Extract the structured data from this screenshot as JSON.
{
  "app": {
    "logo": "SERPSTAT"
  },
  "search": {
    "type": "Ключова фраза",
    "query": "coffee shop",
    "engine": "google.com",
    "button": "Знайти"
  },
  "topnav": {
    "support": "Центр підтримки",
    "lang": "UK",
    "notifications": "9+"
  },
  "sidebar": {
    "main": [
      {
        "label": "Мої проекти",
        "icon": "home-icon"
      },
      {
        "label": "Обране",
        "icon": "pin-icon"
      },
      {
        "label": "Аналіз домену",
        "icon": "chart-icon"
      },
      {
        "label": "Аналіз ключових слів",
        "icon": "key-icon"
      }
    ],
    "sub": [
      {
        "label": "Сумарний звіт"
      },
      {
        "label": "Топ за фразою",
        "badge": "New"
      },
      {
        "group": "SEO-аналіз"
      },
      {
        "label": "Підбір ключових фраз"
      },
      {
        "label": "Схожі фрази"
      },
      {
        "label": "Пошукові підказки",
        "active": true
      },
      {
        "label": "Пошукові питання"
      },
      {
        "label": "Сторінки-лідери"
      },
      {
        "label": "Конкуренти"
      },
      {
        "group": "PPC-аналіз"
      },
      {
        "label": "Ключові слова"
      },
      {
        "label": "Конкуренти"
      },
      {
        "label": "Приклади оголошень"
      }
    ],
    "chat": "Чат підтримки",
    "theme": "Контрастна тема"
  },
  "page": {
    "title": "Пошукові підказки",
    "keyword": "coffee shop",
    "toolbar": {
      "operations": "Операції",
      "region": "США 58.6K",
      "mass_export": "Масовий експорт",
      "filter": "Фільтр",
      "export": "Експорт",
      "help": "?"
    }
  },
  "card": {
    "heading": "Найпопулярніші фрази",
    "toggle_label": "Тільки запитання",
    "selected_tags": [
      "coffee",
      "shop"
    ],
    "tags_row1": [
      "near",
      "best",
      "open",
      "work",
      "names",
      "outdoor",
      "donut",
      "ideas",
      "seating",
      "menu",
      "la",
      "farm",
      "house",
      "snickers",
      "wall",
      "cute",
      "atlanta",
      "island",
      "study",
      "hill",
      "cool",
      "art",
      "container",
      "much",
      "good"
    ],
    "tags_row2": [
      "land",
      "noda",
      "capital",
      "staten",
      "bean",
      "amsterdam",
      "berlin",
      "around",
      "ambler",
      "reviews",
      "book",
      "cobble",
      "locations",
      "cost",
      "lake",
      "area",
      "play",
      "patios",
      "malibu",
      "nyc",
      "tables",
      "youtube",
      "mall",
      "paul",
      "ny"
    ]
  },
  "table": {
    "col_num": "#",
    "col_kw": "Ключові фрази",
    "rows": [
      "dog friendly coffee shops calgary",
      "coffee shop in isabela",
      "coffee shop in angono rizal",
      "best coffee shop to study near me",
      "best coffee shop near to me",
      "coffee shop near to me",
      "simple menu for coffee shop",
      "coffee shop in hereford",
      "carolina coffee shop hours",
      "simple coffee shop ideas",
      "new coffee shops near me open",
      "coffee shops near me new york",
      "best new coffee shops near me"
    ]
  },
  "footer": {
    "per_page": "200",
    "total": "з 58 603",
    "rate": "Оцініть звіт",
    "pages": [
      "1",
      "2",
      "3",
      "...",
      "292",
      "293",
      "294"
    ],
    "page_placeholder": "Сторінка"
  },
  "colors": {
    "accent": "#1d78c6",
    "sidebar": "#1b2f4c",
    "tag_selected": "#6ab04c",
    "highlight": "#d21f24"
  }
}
++++++
What is needed.
Repeat the preceding lines exactly, please, every one of them.

Exercise output.
Extract the structured data from this screenshot as JSON.
{
  "app": {
    "logo": "SERPSTAT"
  },
  "search": {
    "type": "Ключова фраза",
    "query": "coffee shop",
    "engine": "google.com",
    "button": "Знайти"
  },
  "topnav": {
    "support": "Центр підтримки",
    "lang": "UK",
    "notifications": "9+"
  },
  "sidebar": {
    "main": [
      {
        "label": "Мої проекти",
        "icon": "home-icon"
      },
      {
        "label": "Обране",
        "icon": "pin-icon"
      },
      {
        "label": "Аналіз домену",
        "icon": "chart-icon"
      },
      {
        "label": "Аналіз ключових слів",
        "icon": "key-icon"
      }
    ],
    "sub": [
      {
        "label": "Сумарний звіт"
      },
      {
        "label": "Топ за фразою",
        "badge": "New"
      },
      {
        "group": "SEO-аналіз"
      },
      {
        "label": "Підбір ключових фраз"
      },
      {
        "label": "Схожі фрази"
      },
      {
        "label": "Пошукові підказки",
        "active": true
      },
      {
        "label": "Пошукові питання"
      },
      {
        "label": "Сторінки-лідери"
      },
      {
        "label": "Конкуренти"
      },
      {
        "group": "PPC-аналіз"
      },
      {
        "label": "Ключові слова"
      },
      {
        "label": "Конкуренти"
      },
      {
        "label": "Приклади оголошень"
      }
    ],
    "chat": "Чат підтримки",
    "theme": "Контрастна тема"
  },
  "page": {
    "title": "Пошукові підказки",
    "keyword": "coffee shop",
    "toolbar": {
      "operations": "Операції",
      "region": "США 58.6K",
      "mass_export": "Масовий експорт",
      "filter": "Фільтр",
      "export": "Експорт",
      "help": "?"
    }
  },
  "card": {
    "heading": "Найпопулярніші фрази",
    "toggle_label": "Тільки запитання",
    "selected_tags": [
      "coffee",
      "shop"
    ],
    "tags_row1": [
      "near",
      "best",
      "open",
      "work",
      "names",
      "outdoor",
      "donut",
      "ideas",
      "seating",
      "menu",
      "la",
      "farm",
      "house",
      "snickers",
      "wall",
      "cute",
      "atlanta",
      "island",
      "study",
      "hill",
      "cool",
      "art",
      "container",
      "much",
      "good"
    ],
    "tags_row2": [
      "land",
      "noda",
      "capital",
      "staten",
      "bean",
      "amsterdam",
      "berlin",
      "around",
      "ambler",
      "reviews",
      "book",
      "cobble",
      "locations",
      "cost",
      "lake",
      "area",
      "play",
      "patios",
      "malibu",
      "nyc",
      "tables",
      "youtube",
      "mall",
      "paul",
      "ny"
    ]
  },
  "table": {
    "col_num": "#",
    "col_kw": "Ключові фрази",
    "rows": [
      "dog friendly coffee shops calgary",
      "coffee shop in isabela",
      "coffee shop in angono rizal",
      "best coffee shop to study near me",
      "best coffee shop near to me",
      "coffee shop near to me",
      "simple menu for coffee shop",
      "coffee shop in hereford",
      "carolina coffee shop hours",
      "simple coffee shop ideas",
      "new coffee shops near me open",
      "coffee shops near me new york",
      "best new coffee shops near me"
    ]
  },
  "footer": {
    "per_page": "200",
    "total": "з 58 603",
    "rate": "Оцініть звіт",
    "pages": [
      "1",
      "2",
      "3",
      "...",
      "292",
      "293",
      "294"
    ],
    "page_placeholder": "Сторінка"
  },
  "colors": {
    "accent": "#1d78c6",
    "sidebar": "#1b2f4c",
    "tag_selected": "#6ab04c",
    "highlight": "#d21f24"
  }
}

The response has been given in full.